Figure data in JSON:
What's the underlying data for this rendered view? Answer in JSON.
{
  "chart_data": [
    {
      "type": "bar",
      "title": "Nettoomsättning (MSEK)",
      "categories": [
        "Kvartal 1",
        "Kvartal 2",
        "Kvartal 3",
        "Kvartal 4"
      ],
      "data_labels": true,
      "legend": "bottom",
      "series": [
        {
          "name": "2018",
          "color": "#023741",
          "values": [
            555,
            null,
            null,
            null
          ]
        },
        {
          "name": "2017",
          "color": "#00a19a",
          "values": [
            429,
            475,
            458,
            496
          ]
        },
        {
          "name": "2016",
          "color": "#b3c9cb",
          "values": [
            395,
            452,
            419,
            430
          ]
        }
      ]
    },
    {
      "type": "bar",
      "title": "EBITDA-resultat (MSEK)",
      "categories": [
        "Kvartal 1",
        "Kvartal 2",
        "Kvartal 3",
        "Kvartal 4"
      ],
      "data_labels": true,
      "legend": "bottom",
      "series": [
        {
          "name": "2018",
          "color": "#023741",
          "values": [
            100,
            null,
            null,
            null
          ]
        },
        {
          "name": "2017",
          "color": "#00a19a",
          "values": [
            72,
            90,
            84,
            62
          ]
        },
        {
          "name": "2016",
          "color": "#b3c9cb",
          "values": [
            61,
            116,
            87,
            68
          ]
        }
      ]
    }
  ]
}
==
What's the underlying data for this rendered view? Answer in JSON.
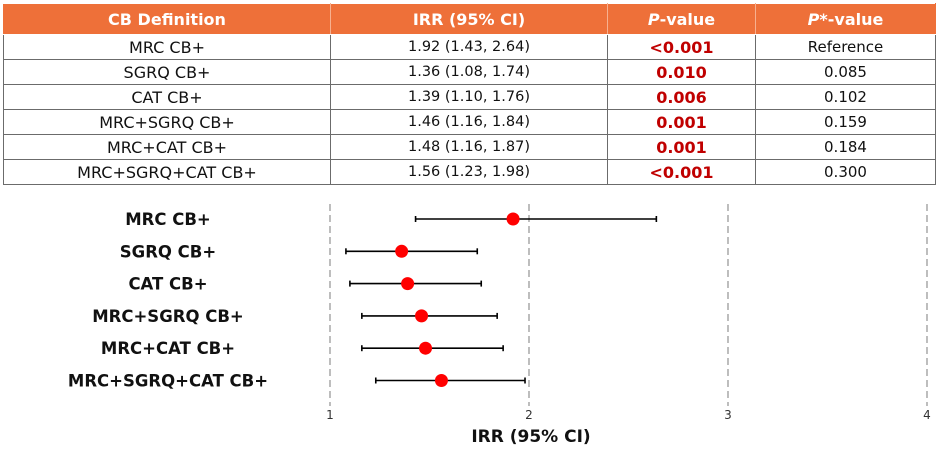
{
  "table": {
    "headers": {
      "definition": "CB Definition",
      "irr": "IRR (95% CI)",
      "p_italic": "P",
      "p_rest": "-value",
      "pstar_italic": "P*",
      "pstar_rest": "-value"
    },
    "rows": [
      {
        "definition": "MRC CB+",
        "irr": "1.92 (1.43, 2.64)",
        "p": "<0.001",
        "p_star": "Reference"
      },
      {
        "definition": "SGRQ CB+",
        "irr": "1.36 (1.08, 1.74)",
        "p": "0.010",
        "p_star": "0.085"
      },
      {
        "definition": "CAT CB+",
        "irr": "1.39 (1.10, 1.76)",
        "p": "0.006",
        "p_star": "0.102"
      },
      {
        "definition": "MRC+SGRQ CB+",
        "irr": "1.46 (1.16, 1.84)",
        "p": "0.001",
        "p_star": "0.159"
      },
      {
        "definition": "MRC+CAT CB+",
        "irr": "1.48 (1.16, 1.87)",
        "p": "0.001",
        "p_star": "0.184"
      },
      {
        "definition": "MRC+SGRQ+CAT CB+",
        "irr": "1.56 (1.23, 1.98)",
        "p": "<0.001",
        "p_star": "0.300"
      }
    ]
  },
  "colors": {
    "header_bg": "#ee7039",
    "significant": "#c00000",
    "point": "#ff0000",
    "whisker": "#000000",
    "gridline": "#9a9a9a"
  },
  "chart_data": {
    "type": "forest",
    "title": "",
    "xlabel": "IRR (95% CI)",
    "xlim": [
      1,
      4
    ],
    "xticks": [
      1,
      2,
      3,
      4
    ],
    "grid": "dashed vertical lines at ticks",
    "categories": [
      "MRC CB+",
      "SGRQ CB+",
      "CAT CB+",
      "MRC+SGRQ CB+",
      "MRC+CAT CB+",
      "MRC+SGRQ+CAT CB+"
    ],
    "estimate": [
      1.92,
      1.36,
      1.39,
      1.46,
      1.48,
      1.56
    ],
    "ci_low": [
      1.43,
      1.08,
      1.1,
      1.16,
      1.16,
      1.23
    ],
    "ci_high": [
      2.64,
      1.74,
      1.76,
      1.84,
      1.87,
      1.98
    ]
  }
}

Written task: Read the entries and pick out all lines that include the word "SGRQ".

Answer to the exercise:
        "definition": "SGRQ CB+",
        "definition": "MRC+SGRQ CB+",
        "definition": "MRC+SGRQ+CAT CB+",
      "SGRQ CB+",
      "MRC+SGRQ CB+",
      "MRC+SGRQ+CAT CB+"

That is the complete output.